Repeat all of the material exactly as given.

==== STORED RECORDS

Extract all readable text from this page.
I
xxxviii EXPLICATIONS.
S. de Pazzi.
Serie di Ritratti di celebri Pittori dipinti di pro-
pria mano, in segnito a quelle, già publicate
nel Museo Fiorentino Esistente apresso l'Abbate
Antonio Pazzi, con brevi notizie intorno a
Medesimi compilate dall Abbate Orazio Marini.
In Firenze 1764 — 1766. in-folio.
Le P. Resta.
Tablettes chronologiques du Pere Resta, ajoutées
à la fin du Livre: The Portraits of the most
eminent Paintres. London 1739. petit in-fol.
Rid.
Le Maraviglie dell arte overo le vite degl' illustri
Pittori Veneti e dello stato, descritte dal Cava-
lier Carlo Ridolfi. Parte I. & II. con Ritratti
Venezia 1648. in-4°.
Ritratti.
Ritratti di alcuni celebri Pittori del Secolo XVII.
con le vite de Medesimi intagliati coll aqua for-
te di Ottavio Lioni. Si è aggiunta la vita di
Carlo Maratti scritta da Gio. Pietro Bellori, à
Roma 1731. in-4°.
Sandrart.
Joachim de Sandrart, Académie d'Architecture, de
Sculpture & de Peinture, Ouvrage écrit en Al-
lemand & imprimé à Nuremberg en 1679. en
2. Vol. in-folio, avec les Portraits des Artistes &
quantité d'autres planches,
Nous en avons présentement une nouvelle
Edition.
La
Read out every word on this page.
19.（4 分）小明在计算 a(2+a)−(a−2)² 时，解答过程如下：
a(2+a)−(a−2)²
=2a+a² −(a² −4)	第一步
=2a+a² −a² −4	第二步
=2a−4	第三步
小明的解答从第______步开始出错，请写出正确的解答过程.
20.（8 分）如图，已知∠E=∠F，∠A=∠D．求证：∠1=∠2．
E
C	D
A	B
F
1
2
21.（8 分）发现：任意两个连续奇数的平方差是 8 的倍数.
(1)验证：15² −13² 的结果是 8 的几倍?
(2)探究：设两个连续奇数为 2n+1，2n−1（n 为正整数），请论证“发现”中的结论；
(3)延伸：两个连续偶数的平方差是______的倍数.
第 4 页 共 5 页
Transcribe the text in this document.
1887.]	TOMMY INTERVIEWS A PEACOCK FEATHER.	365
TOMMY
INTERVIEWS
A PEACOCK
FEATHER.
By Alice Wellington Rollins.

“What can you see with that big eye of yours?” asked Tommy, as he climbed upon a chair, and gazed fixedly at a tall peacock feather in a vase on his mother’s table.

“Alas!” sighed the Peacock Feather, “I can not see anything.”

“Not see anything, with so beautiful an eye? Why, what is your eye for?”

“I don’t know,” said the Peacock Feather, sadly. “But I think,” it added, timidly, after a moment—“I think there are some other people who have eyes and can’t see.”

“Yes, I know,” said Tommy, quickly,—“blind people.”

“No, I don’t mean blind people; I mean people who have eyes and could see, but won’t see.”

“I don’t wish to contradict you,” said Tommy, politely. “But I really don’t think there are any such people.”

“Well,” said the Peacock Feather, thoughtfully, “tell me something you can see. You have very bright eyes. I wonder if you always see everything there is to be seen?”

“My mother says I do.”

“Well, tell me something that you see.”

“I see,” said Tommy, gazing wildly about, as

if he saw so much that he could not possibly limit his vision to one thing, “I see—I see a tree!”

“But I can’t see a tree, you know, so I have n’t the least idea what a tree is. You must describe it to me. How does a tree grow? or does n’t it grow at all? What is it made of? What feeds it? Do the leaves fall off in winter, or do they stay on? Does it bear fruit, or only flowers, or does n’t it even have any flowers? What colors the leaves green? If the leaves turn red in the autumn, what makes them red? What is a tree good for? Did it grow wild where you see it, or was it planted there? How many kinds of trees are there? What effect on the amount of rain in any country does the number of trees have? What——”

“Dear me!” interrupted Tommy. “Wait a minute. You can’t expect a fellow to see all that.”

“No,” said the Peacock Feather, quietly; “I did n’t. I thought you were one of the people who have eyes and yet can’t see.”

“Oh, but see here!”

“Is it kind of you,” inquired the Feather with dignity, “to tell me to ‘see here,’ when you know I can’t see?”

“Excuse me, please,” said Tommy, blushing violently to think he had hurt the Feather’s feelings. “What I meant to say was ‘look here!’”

========

SOLUTION TO THE EXERCISE
Extract all readable text from this page.
I
xxxviii EXPLICATIONS.
S. de Pazzi.
Serie di Ritratti di celebri Pittori dipinti di pro-
pria mano, in segnito a quelle, già publicate
nel Museo Fiorentino Esistente apresso l'Abbate
Antonio Pazzi, con brevi notizie intorno a
Medesimi compilate dall Abbate Orazio Marini.
In Firenze 1764 — 1766. in-folio.
Le P. Resta.
Tablettes chronologiques du Pere Resta, ajoutées
à la fin du Livre: The Portraits of the most
eminent Paintres. London 1739. petit in-fol.
Rid.
Le Maraviglie dell arte overo le vite degl' illustri
Pittori Veneti e dello stato, descritte dal Cava-
lier Carlo Ridolfi. Parte I. & II. con Ritratti
Venezia 1648. in-4°.
Ritratti.
Ritratti di alcuni celebri Pittori del Secolo XVII.
con le vite de Medesimi intagliati coll aqua for-
te di Ottavio Lioni. Si è aggiunta la vita di
Carlo Maratti scritta da Gio. Pietro Bellori, à
Roma 1731. in-4°.
Sandrart.
Joachim de Sandrart, Académie d'Architecture, de
Sculpture & de Peinture, Ouvrage écrit en Al-
lemand & imprimé à Nuremberg en 1679. en
2. Vol. in-folio, avec les Portraits des Artistes &
quantité d'autres planches,
Nous en avons présentement une nouvelle
Edition.
La
Read out every word on this page.
19.（4 分）小明在计算 a(2+a)−(a−2)² 时，解答过程如下：
a(2+a)−(a−2)²
=2a+a² −(a² −4)	第一步
=2a+a² −a² −4	第二步
=2a−4	第三步
小明的解答从第______步开始出错，请写出正确的解答过程.
20.（8 分）如图，已知∠E=∠F，∠A=∠D．求证：∠1=∠2．
E
C	D
A	B
F
1
2
21.（8 分）发现：任意两个连续奇数的平方差是 8 的倍数.
(1)验证：15² −13² 的结果是 8 的几倍?
(2)探究：设两个连续奇数为 2n+1，2n−1（n 为正整数），请论证“发现”中的结论；
(3)延伸：两个连续偶数的平方差是______的倍数.
第 4 页 共 5 页
Transcribe the text in this document.
1887.]	TOMMY INTERVIEWS A PEACOCK FEATHER.	365
TOMMY
INTERVIEWS
A PEACOCK
FEATHER.
By Alice Wellington Rollins.

“What can you see with that big eye of yours?” asked Tommy, as he climbed upon a chair, and gazed fixedly at a tall peacock feather in a vase on his mother’s table.

“Alas!” sighed the Peacock Feather, “I can not see anything.”

“Not see anything, with so beautiful an eye? Why, what is your eye for?”

“I don’t know,” said the Peacock Feather, sadly. “But I think,” it added, timidly, after a moment—“I think there are some other people who have eyes and can’t see.”

“Yes, I know,” said Tommy, quickly,—“blind people.”

“No, I don’t mean blind people; I mean people who have eyes and could see, but won’t see.”

“I don’t wish to contradict you,” said Tommy, politely. “But I really don’t think there are any such people.”

“Well,” said the Peacock Feather, thoughtfully, “tell me something you can see. You have very bright eyes. I wonder if you always see everything there is to be seen?”

“My mother says I do.”

“Well, tell me something that you see.”

“I see,” said Tommy, gazing wildly about, as

if he saw so much that he could not possibly limit his vision to one thing, “I see—I see a tree!”

“But I can’t see a tree, you know, so I have n’t the least idea what a tree is. You must describe it to me. How does a tree grow? or does n’t it grow at all? What is it made of? What feeds it? Do the leaves fall off in winter, or do they stay on? Does it bear fruit, or only flowers, or does n’t it even have any flowers? What colors the leaves green? If the leaves turn red in the autumn, what makes them red? What is a tree good for? Did it grow wild where you see it, or was it planted there? How many kinds of trees are there? What effect on the amount of rain in any country does the number of trees have? What——”

“Dear me!” interrupted Tommy. “Wait a minute. You can’t expect a fellow to see all that.”

“No,” said the Peacock Feather, quietly; “I did n’t. I thought you were one of the people who have eyes and yet can’t see.”

“Oh, but see here!”

“Is it kind of you,” inquired the Feather with dignity, “to tell me to ‘see here,’ when you know I can’t see?”

“Excuse me, please,” said Tommy, blushing violently to think he had hurt the Feather’s feelings. “What I meant to say was ‘look here!’”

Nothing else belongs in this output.